What follows is a listing to be transcribed exactly.

RECORDED DATA
§

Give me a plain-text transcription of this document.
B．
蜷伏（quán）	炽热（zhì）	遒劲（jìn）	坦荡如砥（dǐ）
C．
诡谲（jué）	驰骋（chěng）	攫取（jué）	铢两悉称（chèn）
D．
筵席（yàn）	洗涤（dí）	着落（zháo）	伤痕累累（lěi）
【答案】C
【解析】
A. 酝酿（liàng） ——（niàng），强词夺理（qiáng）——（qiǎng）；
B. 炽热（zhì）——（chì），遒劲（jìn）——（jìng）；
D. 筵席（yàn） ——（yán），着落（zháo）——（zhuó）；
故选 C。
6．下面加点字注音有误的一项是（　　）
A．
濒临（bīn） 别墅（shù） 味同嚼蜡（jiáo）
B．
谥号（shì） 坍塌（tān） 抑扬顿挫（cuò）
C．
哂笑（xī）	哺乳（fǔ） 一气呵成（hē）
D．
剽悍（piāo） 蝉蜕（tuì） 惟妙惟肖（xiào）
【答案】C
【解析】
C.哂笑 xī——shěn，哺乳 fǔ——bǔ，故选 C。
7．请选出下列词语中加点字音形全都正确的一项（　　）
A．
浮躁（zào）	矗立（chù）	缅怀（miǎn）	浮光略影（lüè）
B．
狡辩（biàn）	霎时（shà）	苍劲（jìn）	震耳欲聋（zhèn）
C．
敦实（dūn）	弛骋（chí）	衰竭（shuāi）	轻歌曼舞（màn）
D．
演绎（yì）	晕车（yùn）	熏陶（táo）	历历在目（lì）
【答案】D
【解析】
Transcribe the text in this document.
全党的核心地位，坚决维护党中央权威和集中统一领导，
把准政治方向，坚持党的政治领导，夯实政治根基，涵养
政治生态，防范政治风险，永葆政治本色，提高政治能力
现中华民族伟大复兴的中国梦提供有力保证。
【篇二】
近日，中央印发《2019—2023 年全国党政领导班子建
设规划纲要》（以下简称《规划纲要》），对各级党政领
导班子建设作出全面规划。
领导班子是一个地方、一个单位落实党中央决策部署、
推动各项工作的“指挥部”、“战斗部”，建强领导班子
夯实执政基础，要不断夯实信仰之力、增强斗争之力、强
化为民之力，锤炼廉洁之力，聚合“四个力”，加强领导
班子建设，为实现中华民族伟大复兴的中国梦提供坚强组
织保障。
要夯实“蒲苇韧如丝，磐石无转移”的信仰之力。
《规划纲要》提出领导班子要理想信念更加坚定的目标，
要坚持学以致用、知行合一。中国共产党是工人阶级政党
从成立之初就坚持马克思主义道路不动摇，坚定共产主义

§

WRITTEN SOLUTION
Give me a plain-text transcription of this document.
B．
蜷伏（quán）	炽热（zhì）	遒劲（jìn）	坦荡如砥（dǐ）
C．
诡谲（jué）	驰骋（chěng）	攫取（jué）	铢两悉称（chèn）
D．
筵席（yàn）	洗涤（dí）	着落（zháo）	伤痕累累（lěi）
【答案】C
【解析】
A. 酝酿（liàng） ——（niàng），强词夺理（qiáng）——（qiǎng）；
B. 炽热（zhì）——（chì），遒劲（jìn）——（jìng）；
D. 筵席（yàn） ——（yán），着落（zháo）——（zhuó）；
故选 C。
6．下面加点字注音有误的一项是（　　）
A．
濒临（bīn） 别墅（shù） 味同嚼蜡（jiáo）
B．
谥号（shì） 坍塌（tān） 抑扬顿挫（cuò）
C．
哂笑（xī）	哺乳（fǔ） 一气呵成（hē）
D．
剽悍（piāo） 蝉蜕（tuì） 惟妙惟肖（xiào）
【答案】C
【解析】
C.哂笑 xī——shěn，哺乳 fǔ——bǔ，故选 C。
7．请选出下列词语中加点字音形全都正确的一项（　　）
A．
浮躁（zào）	矗立（chù）	缅怀（miǎn）	浮光略影（lüè）
B．
狡辩（biàn）	霎时（shà）	苍劲（jìn）	震耳欲聋（zhèn）
C．
敦实（dūn）	弛骋（chí）	衰竭（shuāi）	轻歌曼舞（màn）
D．
演绎（yì）	晕车（yùn）	熏陶（táo）	历历在目（lì）
【答案】D
【解析】
Transcribe the text in this document.
全党的核心地位，坚决维护党中央权威和集中统一领导，
把准政治方向，坚持党的政治领导，夯实政治根基，涵养
政治生态，防范政治风险，永葆政治本色，提高政治能力
现中华民族伟大复兴的中国梦提供有力保证。
【篇二】
近日，中央印发《2019—2023 年全国党政领导班子建
设规划纲要》（以下简称《规划纲要》），对各级党政领
导班子建设作出全面规划。
领导班子是一个地方、一个单位落实党中央决策部署、
推动各项工作的“指挥部”、“战斗部”，建强领导班子
夯实执政基础，要不断夯实信仰之力、增强斗争之力、强
化为民之力，锤炼廉洁之力，聚合“四个力”，加强领导
班子建设，为实现中华民族伟大复兴的中国梦提供坚强组
织保障。
要夯实“蒲苇韧如丝，磐石无转移”的信仰之力。
《规划纲要》提出领导班子要理想信念更加坚定的目标，
要坚持学以致用、知行合一。中国共产党是工人阶级政党
从成立之初就坚持马克思主义道路不动摇，坚定共产主义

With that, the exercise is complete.